== TASKS ==
**1)** According to the motion, on what date did the parties consent to trial before the Court?
**2)** Reproduce verbatim the passage of the motion starting with "Defendant, Dr. Jackie" and going on through "for him personally.".

== SUPPLIED TEXT ==
● ● ●
Defendant, Dr. Jackie R. See ("See"), by his attorney, Randall L. Hite, Esq., moves before this Court for an order under FRCP 52(c) for Judgment in favor of Defendant Dr. Jackie R. See and against the claims of RK Company, which is a renewal of the motion made during the trial of this matter.

In support of this motion, See states as follows:

1. The parties to this action consented to trial before this Court on July 19, 2005.

2. This matter was tried before the Court commencing on December 4, 2006. During the trial, See moved for Judgment pursuant to FRCP 52(c) on the grounds that Plaintiff RK Company, an Illinois Corporation was not a proper party to this action, as the investment had been made by "RK Company, a Common Law Trust" and further, as testified to by Robert Krilich, Sr., was just a "dba" for him personally.

3. The party which invested in Defendant Harvard Scientific Corp. ("HSC) is not the party as alleged in the complaint. All relevant pleadings in this action reference RK Company as a corporation formed under the laws of the State of Illinois and authorized to conduct business in the state.

4. At the time of trial, Plaintiff's proffered no contrary evidence that the named Plaintiff, RK Company, alleged in the operative complaint and throughout the pleadings in this action, to be an Illinois domestic corporation, was the party which invested in HSC. Rather, the uncontroverted evidence established that RK Company is either a "common law trust" or simply a fictitious business name for Robert Krilich, Sr, an individual, but it is not the separate legal entity of RK Company, and Illinois corporation, who is the named Plaintiff in this action. The Court is requested to take Judicial Notice of the pleadings filed in this action reciting that RK Company is an Illinois Corporation.

5. When Plaintiff originally moved this Court for an order under Rule 52(c), Defendants objected contending that capacity to sue had not been timely raised. As discussed below, no time limit exists in which to raise the capacity of a party to sue or maintain an action and Defendant made a timely motion under Rule 52(c) which is hereby renewed.
● ● ●
== DATASET EXTRACT ==
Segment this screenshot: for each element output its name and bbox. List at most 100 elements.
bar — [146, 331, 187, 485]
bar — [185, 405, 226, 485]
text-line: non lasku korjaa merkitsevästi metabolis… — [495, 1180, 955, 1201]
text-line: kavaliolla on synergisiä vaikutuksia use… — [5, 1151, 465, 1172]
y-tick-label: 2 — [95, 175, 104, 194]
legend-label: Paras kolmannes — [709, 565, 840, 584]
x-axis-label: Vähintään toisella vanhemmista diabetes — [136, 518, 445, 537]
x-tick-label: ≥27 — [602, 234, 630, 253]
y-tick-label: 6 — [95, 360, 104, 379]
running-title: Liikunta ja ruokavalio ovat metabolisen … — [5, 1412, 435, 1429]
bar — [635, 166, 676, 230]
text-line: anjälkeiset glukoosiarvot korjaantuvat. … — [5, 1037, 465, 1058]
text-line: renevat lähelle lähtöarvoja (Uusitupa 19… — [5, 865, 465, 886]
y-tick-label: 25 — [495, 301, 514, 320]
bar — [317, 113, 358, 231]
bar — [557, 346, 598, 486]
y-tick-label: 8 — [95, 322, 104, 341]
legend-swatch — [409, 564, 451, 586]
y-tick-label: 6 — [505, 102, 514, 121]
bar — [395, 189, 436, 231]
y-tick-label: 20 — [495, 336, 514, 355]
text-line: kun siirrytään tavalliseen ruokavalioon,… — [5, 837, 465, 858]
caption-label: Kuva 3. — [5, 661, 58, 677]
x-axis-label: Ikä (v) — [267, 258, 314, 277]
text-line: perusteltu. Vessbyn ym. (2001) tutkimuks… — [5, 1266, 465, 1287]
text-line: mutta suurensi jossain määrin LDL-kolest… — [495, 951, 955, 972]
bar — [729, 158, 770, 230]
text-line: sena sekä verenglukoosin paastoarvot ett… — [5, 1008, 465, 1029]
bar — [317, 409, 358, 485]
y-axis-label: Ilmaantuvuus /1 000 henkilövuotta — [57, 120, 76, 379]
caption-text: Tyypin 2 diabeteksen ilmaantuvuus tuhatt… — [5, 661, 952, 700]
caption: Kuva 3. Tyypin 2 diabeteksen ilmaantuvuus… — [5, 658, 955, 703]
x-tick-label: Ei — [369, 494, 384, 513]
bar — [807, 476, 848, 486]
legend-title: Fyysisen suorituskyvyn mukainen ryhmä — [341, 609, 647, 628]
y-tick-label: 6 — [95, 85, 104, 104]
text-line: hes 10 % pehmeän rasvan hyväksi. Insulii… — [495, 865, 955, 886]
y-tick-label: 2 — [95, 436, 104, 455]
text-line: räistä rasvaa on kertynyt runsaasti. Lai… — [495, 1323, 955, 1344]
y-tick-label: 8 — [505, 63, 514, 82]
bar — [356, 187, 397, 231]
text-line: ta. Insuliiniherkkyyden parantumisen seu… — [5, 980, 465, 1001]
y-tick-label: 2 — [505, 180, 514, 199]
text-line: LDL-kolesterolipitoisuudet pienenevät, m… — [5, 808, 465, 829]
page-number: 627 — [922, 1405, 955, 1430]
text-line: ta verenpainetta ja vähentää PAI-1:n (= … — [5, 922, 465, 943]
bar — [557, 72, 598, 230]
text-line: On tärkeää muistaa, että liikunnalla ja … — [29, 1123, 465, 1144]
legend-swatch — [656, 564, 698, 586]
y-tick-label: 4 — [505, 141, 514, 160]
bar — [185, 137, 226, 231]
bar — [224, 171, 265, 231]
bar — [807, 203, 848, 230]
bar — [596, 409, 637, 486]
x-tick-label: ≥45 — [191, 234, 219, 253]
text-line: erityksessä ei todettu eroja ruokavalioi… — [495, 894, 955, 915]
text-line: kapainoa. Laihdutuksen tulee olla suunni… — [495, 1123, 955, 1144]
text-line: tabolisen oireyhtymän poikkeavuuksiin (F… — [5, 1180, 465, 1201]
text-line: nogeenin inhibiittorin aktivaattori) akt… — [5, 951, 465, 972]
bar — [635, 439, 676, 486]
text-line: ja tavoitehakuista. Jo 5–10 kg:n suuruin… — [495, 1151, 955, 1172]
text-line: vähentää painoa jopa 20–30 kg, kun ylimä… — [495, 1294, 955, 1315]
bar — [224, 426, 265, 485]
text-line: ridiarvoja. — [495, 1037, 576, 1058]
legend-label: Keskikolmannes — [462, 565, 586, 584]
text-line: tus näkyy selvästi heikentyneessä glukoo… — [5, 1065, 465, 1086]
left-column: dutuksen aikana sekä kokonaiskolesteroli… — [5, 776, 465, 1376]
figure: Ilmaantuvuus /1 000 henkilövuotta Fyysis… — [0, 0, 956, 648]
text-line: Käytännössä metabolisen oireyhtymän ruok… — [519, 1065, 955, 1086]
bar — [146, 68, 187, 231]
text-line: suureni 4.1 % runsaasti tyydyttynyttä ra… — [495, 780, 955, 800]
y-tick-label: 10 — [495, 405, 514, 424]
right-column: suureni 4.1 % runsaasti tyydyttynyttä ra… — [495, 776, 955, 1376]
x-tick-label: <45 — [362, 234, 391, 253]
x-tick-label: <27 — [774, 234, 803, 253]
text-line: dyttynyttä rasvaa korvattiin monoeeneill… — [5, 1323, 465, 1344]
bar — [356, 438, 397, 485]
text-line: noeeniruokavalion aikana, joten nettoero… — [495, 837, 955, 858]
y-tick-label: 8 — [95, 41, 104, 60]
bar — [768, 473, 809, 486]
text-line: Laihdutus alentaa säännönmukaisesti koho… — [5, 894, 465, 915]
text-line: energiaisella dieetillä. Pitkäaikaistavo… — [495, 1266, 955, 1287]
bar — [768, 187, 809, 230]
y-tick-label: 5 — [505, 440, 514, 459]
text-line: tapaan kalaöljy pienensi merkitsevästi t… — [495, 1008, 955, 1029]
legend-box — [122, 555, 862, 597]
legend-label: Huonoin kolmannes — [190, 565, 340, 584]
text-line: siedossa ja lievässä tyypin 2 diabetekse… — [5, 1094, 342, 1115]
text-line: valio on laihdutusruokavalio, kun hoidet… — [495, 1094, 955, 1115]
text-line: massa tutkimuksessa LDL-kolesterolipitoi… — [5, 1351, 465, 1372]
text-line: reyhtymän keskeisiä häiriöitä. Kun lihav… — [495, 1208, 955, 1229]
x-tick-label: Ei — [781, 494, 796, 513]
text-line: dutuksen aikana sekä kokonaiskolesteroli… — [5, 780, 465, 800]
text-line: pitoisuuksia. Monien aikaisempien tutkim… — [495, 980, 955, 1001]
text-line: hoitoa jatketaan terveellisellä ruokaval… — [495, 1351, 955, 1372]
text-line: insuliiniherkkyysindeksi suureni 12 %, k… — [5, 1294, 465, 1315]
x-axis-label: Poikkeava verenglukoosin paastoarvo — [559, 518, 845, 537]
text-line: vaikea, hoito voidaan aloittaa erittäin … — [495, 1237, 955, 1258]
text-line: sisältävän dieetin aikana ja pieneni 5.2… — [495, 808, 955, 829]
● ● ●
== SOLUTIONS TO THE TASKS ==
**1)** July 19, 2005

**2)**
Defendant, Dr. Jackie R. See ("See"), by his attorney, Randall L. Hite, Esq., moves before this Court for an order under FRCP 52(c) for Judgment in favor of Defendant Dr. Jackie R. See and against the claims of RK Company, which is a renewal of the motion made during the trial of this matter.

In support of this motion, See states as follows:

1. The parties to this action consented to trial before this Court on July 19, 2005.

2. This matter was tried before the Court commencing on December 4, 2006. During the trial, See moved for Judgment pursuant to FRCP 52(c) on the grounds that Plaintiff RK Company, an Illinois Corporation was not a proper party to this action, as the investment had been made by "RK Company, a Common Law Trust" and further, as testified to by Robert Krilich, Sr., was just a "dba" for him personally.